■ JOB
Find the string "ylabel" in the entries and copy each line that has it.

Figure collection entries
"""

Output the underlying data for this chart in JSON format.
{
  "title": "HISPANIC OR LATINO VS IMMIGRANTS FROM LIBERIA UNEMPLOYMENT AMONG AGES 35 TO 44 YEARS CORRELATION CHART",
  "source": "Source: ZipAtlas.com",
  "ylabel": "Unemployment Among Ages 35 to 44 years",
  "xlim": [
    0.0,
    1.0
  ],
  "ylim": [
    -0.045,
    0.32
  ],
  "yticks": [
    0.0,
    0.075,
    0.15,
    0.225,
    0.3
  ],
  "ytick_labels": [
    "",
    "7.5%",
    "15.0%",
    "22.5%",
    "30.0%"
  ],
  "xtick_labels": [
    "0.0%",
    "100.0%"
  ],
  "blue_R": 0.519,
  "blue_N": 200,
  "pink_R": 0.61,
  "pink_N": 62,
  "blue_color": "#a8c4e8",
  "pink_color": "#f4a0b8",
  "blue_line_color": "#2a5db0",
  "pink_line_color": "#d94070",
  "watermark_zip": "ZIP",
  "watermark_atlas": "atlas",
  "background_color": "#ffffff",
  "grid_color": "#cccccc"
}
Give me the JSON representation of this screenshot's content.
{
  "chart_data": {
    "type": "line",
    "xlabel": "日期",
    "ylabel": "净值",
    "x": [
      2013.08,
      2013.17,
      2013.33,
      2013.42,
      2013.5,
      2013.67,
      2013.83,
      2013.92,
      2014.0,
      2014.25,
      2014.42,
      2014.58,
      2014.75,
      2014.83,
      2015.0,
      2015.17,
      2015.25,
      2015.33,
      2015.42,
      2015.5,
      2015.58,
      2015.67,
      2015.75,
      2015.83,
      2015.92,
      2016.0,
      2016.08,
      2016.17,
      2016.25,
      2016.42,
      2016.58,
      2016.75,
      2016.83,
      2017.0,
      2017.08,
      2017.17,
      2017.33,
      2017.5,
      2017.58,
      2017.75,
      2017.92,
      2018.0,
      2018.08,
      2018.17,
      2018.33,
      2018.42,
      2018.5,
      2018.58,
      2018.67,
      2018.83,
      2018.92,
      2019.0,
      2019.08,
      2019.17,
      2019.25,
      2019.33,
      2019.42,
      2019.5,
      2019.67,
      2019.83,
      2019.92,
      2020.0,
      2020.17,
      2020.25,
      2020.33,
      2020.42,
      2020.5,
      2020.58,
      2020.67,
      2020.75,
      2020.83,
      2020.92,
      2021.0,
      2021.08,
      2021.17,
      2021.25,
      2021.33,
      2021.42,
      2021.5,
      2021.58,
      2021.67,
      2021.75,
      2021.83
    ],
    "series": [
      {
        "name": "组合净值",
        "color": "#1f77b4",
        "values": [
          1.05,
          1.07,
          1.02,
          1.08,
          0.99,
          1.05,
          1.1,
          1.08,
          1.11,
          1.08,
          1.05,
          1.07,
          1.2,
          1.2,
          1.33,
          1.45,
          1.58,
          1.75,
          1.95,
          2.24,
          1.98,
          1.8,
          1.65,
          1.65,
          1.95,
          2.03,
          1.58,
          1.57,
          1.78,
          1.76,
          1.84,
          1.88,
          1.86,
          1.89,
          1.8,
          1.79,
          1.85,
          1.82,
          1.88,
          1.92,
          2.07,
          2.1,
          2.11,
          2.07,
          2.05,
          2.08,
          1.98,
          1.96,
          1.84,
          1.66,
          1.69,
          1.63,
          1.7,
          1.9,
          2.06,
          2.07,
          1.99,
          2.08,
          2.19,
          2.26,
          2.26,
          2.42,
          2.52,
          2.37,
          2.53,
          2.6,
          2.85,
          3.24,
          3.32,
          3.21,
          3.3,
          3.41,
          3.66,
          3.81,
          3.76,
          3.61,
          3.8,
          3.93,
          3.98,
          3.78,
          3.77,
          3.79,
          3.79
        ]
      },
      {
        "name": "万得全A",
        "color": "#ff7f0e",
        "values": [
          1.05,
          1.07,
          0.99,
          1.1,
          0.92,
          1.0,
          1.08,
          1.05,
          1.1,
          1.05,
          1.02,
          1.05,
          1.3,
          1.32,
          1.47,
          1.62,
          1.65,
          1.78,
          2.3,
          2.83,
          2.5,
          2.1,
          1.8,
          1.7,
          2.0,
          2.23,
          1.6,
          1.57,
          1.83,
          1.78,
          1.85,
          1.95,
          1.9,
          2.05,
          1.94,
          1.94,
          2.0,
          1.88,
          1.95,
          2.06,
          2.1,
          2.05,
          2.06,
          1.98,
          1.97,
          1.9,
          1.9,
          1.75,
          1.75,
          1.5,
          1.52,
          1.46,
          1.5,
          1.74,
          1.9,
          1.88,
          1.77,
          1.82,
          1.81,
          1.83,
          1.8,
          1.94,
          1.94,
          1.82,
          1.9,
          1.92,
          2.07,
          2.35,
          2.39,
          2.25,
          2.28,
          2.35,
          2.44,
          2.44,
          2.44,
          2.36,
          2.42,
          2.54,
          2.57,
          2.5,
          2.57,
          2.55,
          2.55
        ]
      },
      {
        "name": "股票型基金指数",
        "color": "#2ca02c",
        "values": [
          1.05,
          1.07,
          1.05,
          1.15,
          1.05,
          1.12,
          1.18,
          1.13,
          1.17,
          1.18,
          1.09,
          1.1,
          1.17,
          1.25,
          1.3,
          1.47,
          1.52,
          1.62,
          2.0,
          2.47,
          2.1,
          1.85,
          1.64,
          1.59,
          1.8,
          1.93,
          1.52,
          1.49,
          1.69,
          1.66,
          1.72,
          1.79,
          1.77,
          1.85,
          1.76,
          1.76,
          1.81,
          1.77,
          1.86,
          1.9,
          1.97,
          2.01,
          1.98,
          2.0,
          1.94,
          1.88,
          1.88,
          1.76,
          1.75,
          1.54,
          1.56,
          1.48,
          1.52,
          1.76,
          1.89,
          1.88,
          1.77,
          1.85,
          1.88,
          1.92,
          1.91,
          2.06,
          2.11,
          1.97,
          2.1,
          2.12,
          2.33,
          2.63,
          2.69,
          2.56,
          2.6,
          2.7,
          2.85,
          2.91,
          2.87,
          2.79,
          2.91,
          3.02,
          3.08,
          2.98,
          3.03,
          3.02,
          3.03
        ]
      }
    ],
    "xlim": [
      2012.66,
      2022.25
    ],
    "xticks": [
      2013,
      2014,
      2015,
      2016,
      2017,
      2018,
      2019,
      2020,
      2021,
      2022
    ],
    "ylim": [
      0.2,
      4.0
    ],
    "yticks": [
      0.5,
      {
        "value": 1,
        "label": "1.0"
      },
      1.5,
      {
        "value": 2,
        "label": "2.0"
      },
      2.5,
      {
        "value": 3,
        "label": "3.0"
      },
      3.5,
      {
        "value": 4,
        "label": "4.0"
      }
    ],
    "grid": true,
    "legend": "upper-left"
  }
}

"""

■ SOLVED EXERCISE
  "ylabel": "Unemployment Among Ages 35 to 44 years",
    "ylabel": "净值",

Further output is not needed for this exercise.